We will present a method to detect this structure and take care of potential network dynamics.

Agenda

In this tutorial we will:

try to detect communities inside a network using various tools provided by GraphStream
see how to measure the quality of the community structure.
see a technique to approximate communities detection, and adapt to the network dynamics.

This is not a published technique, but more a way to show you how to combine the various building blocks of GraphStream to experiment on dynamic networks.

Determining community structure

Most often we use two kinds of criteria:

Internal validity: some sort of measure indicates the importance of links inside communities compared to links between communities.
External validity: we rely on an expert, having a knowledge on the network semantics, to validate the communities.

We are focused here in the first one.

Determining communities

Once we have such a measure, several techniques can be used to find the communities:

Optimizing the minimum cut: often used for load balancing. The number of communities is known by advance. One search to minimize the number of edges between communities (the cut).
Hierarchical clustering: uses a similarity measure to group node pairs, in communities, then to group communities.
Girvan-Newman algorithm: in this algorithm, we remove progressively edges that lie between communities, using some kind of measure to identify them.
Modularity maximization: The modularity is one of the most used measures. This methods employ various techniques (often metaheuristics) to compute network divisions and maximize modularity.

Modularity

One of the most used measure is the modularity \(Q\).

Intuition: \(Q\) measures the fraction of intra-communities edges minus the same fraction if the network had edges at random (with the same communities divisions).

If \(Q=0\) the edges intra-communities is not better than random.
If \(Q=1\) we have very strong community structure.
In practice modular network lie between \(Q=0.3\) and \(Q=0.7\).

Modularity gives results in \(\left[-\frac{1}{2} .. 1\right]\).

Modularity

Suppose a given network with modules:

How to determine its modularity ?

[Data items]
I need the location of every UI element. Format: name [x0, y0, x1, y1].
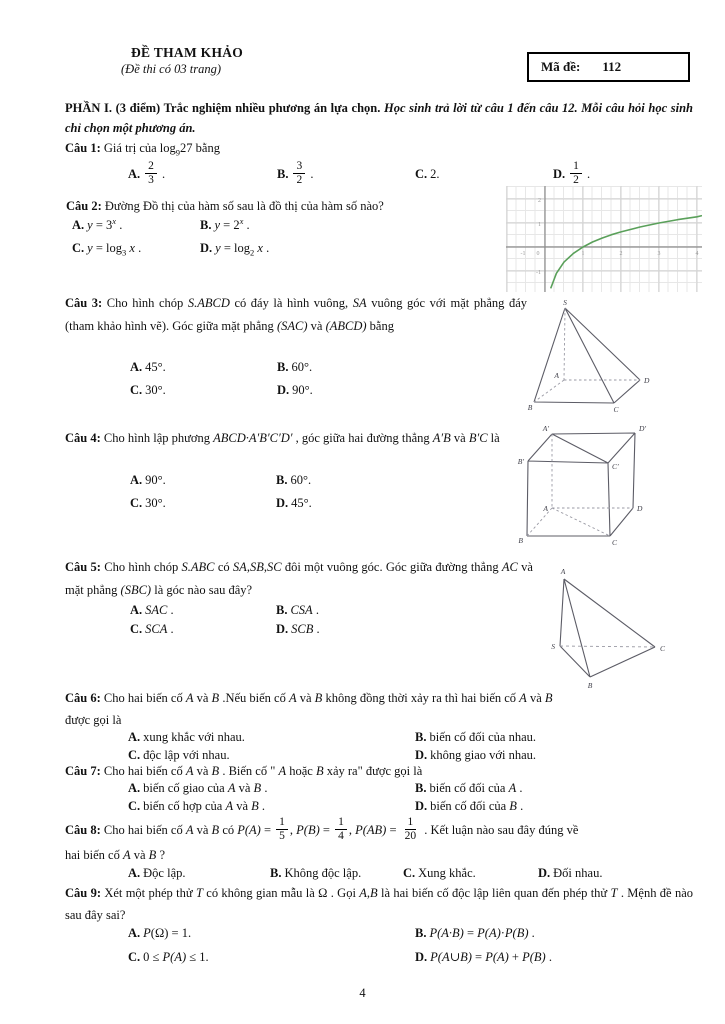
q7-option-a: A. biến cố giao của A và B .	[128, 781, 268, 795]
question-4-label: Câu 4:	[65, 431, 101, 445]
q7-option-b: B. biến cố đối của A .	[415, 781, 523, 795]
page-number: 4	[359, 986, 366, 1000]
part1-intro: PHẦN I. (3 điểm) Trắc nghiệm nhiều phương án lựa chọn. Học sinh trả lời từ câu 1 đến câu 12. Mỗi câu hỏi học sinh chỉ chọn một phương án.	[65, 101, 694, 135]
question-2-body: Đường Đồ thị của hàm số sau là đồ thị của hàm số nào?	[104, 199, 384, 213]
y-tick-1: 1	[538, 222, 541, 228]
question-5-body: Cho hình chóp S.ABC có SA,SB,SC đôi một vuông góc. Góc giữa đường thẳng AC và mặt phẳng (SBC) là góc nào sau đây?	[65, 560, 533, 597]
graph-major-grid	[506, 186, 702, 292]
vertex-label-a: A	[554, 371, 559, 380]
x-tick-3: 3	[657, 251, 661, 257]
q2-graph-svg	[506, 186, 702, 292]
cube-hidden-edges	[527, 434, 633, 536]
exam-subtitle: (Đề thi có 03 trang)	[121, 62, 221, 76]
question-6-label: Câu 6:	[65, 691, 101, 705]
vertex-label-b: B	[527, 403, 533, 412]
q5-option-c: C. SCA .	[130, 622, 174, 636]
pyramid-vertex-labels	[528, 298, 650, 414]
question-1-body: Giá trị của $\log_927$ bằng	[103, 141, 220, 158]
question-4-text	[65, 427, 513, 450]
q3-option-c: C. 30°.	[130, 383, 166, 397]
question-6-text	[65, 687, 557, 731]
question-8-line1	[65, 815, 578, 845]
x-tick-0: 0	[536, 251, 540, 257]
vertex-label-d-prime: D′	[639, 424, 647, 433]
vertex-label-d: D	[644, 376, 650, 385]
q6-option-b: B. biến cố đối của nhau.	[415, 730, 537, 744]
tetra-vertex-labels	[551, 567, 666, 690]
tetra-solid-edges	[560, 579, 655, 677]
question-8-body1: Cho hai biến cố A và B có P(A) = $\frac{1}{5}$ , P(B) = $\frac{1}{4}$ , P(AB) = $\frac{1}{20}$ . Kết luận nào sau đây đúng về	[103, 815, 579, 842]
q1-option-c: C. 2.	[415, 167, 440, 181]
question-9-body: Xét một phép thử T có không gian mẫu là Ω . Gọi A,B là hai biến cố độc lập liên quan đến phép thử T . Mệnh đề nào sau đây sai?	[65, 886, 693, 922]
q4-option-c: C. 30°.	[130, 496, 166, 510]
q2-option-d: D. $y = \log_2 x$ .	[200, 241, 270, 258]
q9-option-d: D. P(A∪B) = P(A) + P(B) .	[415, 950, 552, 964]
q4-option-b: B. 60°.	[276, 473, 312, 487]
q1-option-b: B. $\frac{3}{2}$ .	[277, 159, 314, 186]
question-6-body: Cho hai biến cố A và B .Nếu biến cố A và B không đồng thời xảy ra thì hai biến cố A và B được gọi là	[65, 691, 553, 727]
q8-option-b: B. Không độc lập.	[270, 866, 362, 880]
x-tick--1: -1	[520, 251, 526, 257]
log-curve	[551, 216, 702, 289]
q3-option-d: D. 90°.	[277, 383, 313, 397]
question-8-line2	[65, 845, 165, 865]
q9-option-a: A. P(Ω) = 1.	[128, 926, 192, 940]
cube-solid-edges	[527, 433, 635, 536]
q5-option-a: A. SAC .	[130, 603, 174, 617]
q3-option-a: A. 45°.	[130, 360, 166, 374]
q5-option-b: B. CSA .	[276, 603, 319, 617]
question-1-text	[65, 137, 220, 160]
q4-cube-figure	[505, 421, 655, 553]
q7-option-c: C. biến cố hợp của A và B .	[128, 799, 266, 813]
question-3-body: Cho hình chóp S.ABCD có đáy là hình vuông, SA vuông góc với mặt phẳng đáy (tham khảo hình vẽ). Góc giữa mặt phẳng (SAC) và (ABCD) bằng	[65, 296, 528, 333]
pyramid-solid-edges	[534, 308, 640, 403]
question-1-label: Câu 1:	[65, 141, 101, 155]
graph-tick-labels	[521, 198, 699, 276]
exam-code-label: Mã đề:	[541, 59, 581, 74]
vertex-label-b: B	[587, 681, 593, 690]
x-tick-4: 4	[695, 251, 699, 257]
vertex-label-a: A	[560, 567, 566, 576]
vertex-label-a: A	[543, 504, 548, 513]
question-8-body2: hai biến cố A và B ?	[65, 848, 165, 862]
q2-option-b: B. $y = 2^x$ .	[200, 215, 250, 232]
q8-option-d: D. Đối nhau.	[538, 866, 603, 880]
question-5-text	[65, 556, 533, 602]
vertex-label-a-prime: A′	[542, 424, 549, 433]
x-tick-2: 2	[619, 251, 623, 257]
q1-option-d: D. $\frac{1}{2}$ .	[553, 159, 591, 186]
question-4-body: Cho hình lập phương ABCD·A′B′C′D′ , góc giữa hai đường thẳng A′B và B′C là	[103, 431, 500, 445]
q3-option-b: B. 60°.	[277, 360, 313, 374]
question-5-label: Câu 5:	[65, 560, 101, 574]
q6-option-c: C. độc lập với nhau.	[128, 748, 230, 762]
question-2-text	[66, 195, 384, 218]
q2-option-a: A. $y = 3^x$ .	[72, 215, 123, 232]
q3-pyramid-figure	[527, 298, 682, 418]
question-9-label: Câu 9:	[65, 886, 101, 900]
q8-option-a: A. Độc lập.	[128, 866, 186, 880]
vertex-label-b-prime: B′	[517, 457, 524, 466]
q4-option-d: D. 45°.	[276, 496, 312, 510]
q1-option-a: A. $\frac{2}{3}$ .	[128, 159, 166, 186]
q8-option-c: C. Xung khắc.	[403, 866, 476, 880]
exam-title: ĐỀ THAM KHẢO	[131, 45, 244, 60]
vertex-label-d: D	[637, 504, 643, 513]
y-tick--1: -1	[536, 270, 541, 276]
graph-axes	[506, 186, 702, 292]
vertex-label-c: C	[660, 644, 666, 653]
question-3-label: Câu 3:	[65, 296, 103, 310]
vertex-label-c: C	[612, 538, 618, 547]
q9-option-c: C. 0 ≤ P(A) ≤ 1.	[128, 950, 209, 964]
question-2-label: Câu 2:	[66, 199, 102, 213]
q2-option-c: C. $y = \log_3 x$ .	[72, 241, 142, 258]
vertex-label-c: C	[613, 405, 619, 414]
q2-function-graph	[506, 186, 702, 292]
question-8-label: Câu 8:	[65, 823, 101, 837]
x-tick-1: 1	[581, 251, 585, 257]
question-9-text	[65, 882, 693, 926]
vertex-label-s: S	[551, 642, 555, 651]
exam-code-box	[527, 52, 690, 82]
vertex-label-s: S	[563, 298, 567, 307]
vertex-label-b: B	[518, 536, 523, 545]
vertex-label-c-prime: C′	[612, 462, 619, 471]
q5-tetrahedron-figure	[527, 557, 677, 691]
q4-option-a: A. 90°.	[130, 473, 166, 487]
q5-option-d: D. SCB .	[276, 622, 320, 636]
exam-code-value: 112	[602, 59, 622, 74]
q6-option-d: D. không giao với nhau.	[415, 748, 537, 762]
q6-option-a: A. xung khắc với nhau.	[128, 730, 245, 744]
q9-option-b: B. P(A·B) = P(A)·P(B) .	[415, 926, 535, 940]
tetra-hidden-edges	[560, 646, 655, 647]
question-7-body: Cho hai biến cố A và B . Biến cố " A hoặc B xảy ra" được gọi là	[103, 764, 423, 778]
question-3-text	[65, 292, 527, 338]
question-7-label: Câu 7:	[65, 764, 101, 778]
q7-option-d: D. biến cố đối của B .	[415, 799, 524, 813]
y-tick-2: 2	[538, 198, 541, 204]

Tasks to carry out ::
A: Answer these questions using the community detection tutorial:
(i) Which of the two kinds of criteria for determining community structure does the tutorial focus on?
(ii) Between which modularity values do modular networks lie in practice?
(iii) What is optimizing the minimum cut often used for?
B: Name every technique for finding communities that the community detection tutorial lists.
C: Write the next part of the community detection tutorial, picking up after its final sentence.
The data items are separate material that stands apart from the community detection tutorial.

The results ::
A:
(i) Internal validity.
(ii) Between \(Q=0.3\) and \(Q=0.7\).
(iii) Load balancing.

B:
Optimizing the minimum cut
Hierarchical clustering
Girvan-Newman algorithm
Modularity maximization

C:
Modularity

We could compare the proportion of internal links \(I_c\) in each community \(c\) to the number of edges \(m\). Links in green \(O_c\) go out of the community \(c\).

\[Q = \sum_c\frac{I_c}{m} \]

However: This would not be sufficient, since putting all nodes in the same community would produce a perfectly modular network !

Modularity

Instead we compare the ratio \(\frac{I_c}{m}\) with the expected value in the same network but with all its links randomly rewired, that is:

\[\frac{(2 I_c + O_c)^2}{(2m)^2}\]

Which yield for the modularity \(Q\):

\[Q = \sum_c\frac{I_c}{m} - \sum_c\frac{(2 I_c + O_c)^2}{(2m)^2}\]

Network dynamics?

Computing the modularity can take some time.

But in addition computing the communities themselves is often very time consuming and is the most demanding task.

If the network under analysis evolves, it becomes impossible to recompute the whole modules each time a change occurs in the graph.

Graph layouts

A novel approach to determine the modules uses graph layouts.

A layout is a mapping of nodes of the network in a space such that nodes are assigned positions according to a given criteria, often an aesthetic one.

A large fraction of the layout algorithms are force based: they apply some repulsive force among all nodes and attractive force between connected nodes.

The Lin-Log layout

The Lin-Log layout does not try to produce aesthetic layouts but tries to position nodes so that:

densely connected nodes are grouped by placing them at nearby positions,
weakly connected nodes are separated by placing them at distant positions.

Most force based algorithms uses the evaluation of the energy where force equilibrium correspond to energy minimization.

It is based on a \((a,r)\)-energy model where \(a\) is the attraction force factor and \(r\) the repulsion force factor of the energy model, the \(a\) and \(r\) factors for the force algorithm are derived from it.

The Lin-Log layout and network dynamics

The interesting part in layouts to detect communities is: each time a change occurs in the graph, the layout restart its computation from its previous equilibrium state. There are lots of chances for the new equilibrium to be close to the previous one.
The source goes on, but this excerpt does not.